Find and copy every line in the records that includes the string "only".

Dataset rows
»»

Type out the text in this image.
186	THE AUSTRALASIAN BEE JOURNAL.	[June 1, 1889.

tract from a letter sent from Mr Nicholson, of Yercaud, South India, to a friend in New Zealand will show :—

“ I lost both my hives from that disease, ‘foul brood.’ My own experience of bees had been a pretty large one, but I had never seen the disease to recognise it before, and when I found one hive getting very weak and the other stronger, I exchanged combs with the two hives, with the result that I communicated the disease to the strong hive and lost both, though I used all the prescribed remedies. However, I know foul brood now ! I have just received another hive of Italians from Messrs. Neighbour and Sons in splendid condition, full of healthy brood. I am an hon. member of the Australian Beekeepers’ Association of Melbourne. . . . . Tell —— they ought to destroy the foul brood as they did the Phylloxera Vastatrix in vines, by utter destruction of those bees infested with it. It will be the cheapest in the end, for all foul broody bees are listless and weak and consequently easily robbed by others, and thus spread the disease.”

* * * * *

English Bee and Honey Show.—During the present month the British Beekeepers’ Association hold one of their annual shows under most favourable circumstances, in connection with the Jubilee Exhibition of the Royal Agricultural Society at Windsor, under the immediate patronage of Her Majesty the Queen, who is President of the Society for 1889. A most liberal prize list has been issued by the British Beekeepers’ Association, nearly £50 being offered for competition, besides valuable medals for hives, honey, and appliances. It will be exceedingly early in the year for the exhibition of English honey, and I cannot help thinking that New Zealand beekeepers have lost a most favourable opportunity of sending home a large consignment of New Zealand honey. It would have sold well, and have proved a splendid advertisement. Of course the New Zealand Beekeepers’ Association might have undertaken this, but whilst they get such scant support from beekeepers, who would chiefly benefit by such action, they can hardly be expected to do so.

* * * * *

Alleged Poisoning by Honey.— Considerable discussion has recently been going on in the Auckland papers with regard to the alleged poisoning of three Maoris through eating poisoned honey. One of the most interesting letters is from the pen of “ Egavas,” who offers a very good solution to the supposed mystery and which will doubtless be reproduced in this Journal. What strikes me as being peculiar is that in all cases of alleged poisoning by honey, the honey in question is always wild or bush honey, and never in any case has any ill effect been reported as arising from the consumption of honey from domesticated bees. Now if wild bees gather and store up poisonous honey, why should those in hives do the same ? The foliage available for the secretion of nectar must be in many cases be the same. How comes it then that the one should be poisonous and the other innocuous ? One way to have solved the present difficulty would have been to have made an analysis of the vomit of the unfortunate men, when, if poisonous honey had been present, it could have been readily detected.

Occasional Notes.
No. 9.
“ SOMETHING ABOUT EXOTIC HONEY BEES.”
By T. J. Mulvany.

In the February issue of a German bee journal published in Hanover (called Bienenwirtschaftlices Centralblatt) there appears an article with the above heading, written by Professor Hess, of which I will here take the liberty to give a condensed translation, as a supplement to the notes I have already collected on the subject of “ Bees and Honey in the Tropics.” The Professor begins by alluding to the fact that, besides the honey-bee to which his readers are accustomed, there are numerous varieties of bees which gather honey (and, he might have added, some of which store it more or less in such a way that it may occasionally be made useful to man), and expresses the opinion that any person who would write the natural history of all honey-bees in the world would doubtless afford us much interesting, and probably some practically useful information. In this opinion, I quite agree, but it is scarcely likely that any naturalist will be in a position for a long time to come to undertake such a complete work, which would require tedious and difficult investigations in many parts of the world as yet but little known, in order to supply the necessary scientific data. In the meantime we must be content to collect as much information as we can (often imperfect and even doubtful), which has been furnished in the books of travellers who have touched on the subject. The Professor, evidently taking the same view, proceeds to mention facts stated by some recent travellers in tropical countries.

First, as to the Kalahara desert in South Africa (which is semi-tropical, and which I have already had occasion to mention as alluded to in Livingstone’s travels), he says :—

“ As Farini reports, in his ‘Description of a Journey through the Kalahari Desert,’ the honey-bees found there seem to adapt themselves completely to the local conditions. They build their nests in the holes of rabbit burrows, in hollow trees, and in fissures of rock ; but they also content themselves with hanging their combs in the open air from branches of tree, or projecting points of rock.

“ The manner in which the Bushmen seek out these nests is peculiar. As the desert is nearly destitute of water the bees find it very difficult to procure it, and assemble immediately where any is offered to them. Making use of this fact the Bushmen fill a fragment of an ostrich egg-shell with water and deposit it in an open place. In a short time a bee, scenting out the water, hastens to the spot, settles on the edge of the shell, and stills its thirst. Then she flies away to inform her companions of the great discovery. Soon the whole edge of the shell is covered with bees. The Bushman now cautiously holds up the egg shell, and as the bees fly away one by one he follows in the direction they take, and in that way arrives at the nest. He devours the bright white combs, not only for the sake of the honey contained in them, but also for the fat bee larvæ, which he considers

««
»»

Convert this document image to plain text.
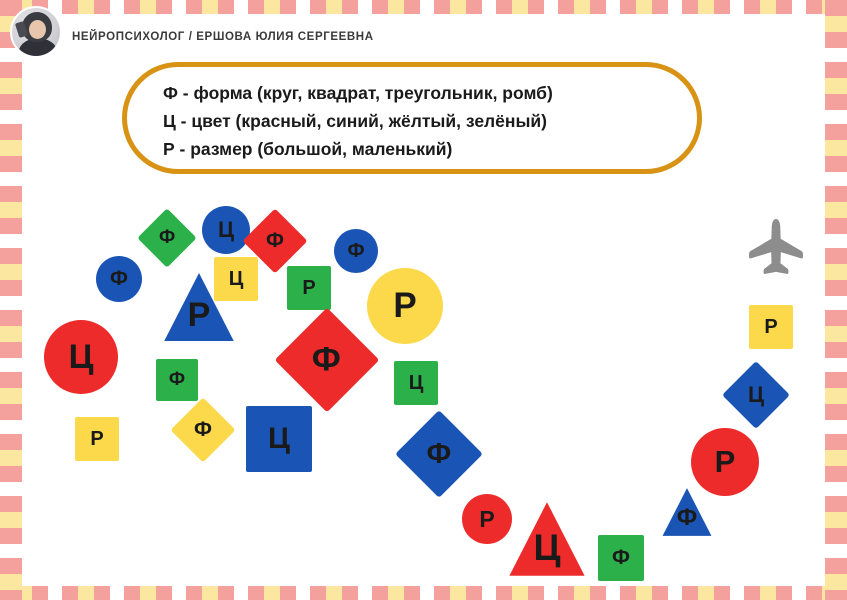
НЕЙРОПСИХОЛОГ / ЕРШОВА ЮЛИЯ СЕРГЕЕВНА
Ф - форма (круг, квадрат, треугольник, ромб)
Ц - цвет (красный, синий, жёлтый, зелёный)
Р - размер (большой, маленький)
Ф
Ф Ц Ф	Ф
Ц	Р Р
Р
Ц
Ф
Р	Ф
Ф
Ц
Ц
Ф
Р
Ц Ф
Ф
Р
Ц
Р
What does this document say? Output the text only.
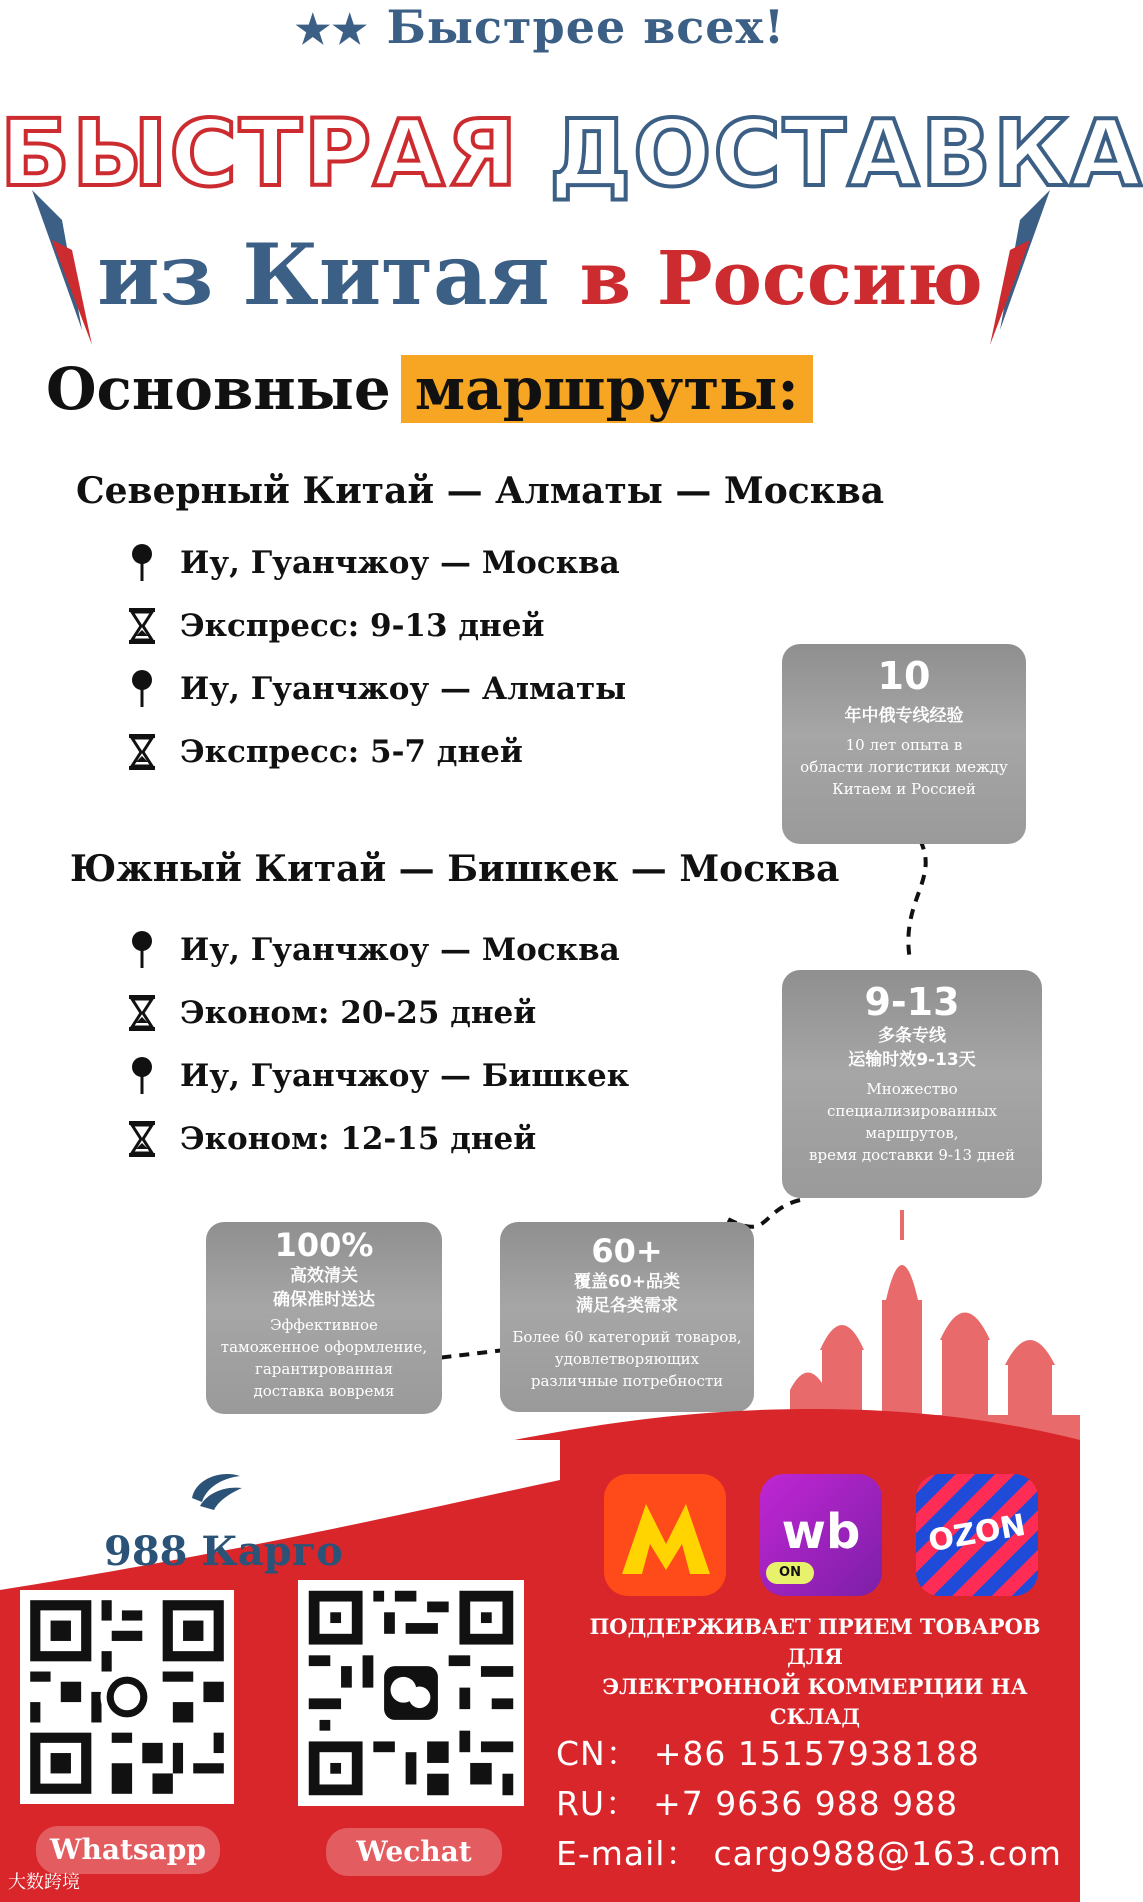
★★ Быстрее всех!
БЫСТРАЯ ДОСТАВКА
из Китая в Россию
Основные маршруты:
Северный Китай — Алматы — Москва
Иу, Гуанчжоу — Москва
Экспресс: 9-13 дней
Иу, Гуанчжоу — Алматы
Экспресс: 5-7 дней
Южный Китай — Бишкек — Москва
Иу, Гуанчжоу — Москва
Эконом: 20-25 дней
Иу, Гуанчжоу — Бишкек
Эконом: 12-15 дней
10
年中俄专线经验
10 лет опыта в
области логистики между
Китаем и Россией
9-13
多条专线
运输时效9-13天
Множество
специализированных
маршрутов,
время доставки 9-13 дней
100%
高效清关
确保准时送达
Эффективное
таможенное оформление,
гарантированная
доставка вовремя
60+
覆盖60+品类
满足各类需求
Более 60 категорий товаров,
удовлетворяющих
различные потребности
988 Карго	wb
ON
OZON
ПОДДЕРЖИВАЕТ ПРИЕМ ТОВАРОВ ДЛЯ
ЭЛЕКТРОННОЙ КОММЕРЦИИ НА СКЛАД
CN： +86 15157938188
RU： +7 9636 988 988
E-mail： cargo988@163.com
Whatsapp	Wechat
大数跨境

««

**Answer in full:**
“ The manner in which the Bushmen seek out these nests is peculiar. As the desert is nearly destitute of water the bees find it very difficult to procure it, and assemble immediately where any is offered to them. Making use of this fact the Bushmen fill a fragment of an ostrich egg-shell with water and deposit it in an open place. In a short time a bee, scenting out the water, hastens to the spot, settles on the edge of the shell, and stills its thirst. Then she flies away to inform her companions of the great discovery. Soon the whole edge of the shell is covered with bees. The Bushman now cautiously holds up the egg shell, and as the bees fly away one by one he follows in the direction they take, and in that way arrives at the nest. He devours the bright white combs, not only for the sake of the honey contained in them, but also for the fat bee larvæ, which he considers
What does this document say? Output the text only.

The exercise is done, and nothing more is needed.